**Your objective**
State how many lines of the entries hold the string "chain". Reply with the number alone.

**Excerpted records**
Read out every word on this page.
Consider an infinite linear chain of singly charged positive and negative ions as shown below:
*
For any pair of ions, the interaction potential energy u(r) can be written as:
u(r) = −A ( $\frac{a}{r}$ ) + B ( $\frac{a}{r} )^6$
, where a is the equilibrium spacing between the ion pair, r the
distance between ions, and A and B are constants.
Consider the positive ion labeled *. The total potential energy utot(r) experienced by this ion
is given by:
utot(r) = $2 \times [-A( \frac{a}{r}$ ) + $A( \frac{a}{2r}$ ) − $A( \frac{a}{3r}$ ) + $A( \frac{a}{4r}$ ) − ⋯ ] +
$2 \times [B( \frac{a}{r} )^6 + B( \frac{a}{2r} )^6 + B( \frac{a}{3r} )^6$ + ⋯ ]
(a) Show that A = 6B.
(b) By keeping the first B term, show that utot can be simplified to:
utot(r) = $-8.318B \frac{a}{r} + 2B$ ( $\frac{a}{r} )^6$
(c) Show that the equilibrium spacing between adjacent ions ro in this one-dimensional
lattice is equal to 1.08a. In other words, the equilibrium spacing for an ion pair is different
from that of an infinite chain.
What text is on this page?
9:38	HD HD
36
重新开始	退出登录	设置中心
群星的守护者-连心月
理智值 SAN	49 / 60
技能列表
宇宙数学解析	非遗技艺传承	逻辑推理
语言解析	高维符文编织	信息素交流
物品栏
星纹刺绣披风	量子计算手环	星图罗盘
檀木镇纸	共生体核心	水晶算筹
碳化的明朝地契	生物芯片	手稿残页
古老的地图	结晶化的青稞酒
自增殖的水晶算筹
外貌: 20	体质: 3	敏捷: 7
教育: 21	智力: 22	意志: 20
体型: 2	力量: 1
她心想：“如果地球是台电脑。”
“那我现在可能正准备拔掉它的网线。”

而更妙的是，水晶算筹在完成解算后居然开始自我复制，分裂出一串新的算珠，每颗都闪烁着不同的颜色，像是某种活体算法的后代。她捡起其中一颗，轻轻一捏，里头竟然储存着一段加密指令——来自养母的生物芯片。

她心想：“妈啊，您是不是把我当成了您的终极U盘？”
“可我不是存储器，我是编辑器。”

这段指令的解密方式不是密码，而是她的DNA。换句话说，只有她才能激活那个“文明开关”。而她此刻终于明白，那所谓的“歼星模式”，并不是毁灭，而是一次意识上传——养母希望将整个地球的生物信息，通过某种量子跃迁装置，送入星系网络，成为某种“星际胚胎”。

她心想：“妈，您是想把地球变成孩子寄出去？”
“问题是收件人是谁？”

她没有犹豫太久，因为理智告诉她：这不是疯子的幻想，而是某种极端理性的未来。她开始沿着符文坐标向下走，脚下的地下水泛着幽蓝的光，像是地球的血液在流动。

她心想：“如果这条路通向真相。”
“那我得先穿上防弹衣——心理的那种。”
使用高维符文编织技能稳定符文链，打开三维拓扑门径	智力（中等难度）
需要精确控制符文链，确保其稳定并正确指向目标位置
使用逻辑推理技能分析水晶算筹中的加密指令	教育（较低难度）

**Exercise answer**
2